**JOB**
Take the line that contains "What data populates" and every line after it in the material below, and quote them exactly.

[Start DATA SUPPLIED]

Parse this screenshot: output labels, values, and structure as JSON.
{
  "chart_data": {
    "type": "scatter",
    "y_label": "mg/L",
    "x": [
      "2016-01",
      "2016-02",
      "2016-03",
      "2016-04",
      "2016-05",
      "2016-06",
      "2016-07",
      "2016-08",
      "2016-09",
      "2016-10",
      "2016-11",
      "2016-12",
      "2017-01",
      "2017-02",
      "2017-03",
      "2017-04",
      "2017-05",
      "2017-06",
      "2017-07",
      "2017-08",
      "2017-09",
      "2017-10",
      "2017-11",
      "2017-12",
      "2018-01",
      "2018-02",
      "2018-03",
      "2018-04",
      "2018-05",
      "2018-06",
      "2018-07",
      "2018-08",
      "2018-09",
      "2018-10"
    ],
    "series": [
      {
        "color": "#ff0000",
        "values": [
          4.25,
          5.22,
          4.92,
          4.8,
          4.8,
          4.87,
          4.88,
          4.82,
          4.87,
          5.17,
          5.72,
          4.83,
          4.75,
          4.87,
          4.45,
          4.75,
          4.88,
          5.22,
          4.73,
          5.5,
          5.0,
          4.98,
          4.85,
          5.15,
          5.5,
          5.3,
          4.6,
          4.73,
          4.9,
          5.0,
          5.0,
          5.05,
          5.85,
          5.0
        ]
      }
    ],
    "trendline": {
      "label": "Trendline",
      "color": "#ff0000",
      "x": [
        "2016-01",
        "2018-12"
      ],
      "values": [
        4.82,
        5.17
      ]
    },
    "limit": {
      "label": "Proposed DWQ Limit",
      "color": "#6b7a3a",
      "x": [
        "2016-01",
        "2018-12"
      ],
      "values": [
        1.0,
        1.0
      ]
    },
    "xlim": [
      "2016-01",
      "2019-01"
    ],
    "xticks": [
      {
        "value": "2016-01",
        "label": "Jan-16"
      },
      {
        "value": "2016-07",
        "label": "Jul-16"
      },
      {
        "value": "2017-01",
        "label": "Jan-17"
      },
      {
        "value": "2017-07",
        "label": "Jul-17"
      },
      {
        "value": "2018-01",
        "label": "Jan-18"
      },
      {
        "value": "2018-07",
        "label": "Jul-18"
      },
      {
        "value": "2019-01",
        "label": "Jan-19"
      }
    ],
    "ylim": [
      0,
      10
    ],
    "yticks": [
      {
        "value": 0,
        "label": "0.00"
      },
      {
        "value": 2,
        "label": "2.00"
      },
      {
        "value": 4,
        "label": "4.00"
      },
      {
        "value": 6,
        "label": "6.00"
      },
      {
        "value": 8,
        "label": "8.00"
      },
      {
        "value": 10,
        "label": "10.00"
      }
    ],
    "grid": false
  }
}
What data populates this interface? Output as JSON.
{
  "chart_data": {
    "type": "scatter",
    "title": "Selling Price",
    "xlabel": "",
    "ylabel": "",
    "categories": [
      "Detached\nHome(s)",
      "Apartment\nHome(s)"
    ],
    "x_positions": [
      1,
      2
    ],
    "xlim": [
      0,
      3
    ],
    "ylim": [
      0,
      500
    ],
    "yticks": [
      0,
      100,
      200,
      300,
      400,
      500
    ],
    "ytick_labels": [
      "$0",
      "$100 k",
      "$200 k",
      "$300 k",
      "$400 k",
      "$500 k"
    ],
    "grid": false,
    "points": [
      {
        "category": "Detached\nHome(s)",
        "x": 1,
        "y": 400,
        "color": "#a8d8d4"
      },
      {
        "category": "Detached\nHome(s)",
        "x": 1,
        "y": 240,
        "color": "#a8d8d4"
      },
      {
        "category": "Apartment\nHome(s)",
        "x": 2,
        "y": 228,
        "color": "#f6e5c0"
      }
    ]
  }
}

[End DATA SUPPLIED]

**RESPONSE**
What data populates this interface? Output as JSON.
{
  "chart_data": {
    "type": "scatter",
    "title": "Selling Price",
    "xlabel": "",
    "ylabel": "",
    "categories": [
      "Detached\nHome(s)",
      "Apartment\nHome(s)"
    ],
    "x_positions": [
      1,
      2
    ],
    "xlim": [
      0,
      3
    ],
    "ylim": [
      0,
      500
    ],
    "yticks": [
      0,
      100,
      200,
      300,
      400,
      500
    ],
    "ytick_labels": [
      "$0",
      "$100 k",
      "$200 k",
      "$300 k",
      "$400 k",
      "$500 k"
    ],
    "grid": false,
    "points": [
      {
        "category": "Detached\nHome(s)",
        "x": 1,
        "y": 400,
        "color": "#a8d8d4"
      },
      {
        "category": "Detached\nHome(s)",
        "x": 1,
        "y": 240,
        "color": "#a8d8d4"
      },
      {
        "category": "Apartment\nHome(s)",
        "x": 2,
        "y": 228,
        "color": "#f6e5c0"
      }
    ]
  }
}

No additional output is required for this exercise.